(Problem to work on):
Copy every one of the records below word for word, keeping each line and number unchanged.

(Input for this task):
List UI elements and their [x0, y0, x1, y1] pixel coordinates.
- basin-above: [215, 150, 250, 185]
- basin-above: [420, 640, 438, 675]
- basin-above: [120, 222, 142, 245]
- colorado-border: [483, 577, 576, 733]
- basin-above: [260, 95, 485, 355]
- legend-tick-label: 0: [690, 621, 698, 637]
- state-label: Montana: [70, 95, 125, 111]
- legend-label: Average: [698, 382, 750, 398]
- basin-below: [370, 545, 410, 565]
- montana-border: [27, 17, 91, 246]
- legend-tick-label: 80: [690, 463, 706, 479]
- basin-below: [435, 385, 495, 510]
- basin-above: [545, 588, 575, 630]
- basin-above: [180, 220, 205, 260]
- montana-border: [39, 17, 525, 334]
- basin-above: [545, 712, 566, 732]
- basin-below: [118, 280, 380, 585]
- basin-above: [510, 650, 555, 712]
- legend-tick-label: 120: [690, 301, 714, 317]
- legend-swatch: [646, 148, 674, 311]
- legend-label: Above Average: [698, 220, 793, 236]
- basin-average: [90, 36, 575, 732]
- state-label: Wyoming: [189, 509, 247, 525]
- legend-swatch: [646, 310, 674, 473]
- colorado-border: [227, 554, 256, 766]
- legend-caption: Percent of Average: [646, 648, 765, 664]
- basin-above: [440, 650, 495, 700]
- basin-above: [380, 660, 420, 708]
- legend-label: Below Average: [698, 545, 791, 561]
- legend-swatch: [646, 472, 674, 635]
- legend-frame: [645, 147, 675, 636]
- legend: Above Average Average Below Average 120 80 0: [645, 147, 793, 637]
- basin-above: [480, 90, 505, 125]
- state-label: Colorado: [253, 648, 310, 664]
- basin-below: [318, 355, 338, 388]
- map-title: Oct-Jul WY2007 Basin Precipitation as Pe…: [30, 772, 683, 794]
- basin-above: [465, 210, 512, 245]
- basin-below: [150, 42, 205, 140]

(Correct response):
List UI elements and their [x0, y0, x1, y1] pixel coordinates.
- basin-above: [215, 150, 250, 185]
- basin-above: [420, 640, 438, 675]
- basin-above: [120, 222, 142, 245]
- colorado-border: [483, 577, 576, 733]
- basin-above: [260, 95, 485, 355]
- legend-tick-label: 0: [690, 621, 698, 637]
- state-label: Montana: [70, 95, 125, 111]
- legend-label: Average: [698, 382, 750, 398]
- basin-below: [370, 545, 410, 565]
- montana-border: [27, 17, 91, 246]
- legend-tick-label: 80: [690, 463, 706, 479]
- basin-below: [435, 385, 495, 510]
- basin-above: [545, 588, 575, 630]
- basin-above: [180, 220, 205, 260]
- montana-border: [39, 17, 525, 334]
- basin-above: [545, 712, 566, 732]
- basin-below: [118, 280, 380, 585]
- basin-above: [510, 650, 555, 712]
- legend-tick-label: 120: [690, 301, 714, 317]
- legend-swatch: [646, 148, 674, 311]
- legend-label: Above Average: [698, 220, 793, 236]
- basin-average: [90, 36, 575, 732]
- state-label: Wyoming: [189, 509, 247, 525]
- legend-swatch: [646, 310, 674, 473]
- colorado-border: [227, 554, 256, 766]
- legend-caption: Percent of Average: [646, 648, 765, 664]
- basin-above: [440, 650, 495, 700]
- basin-above: [380, 660, 420, 708]
- legend-label: Below Average: [698, 545, 791, 561]
- legend-swatch: [646, 472, 674, 635]
- legend-frame: [645, 147, 675, 636]
- legend: Above Average Average Below Average 120 80 0: [645, 147, 793, 637]
- basin-above: [480, 90, 505, 125]
- state-label: Colorado: [253, 648, 310, 664]
- basin-below: [318, 355, 338, 388]
- map-title: Oct-Jul WY2007 Basin Precipitation as Pe…: [30, 772, 683, 794]
- basin-above: [465, 210, 512, 245]
- basin-below: [150, 42, 205, 140]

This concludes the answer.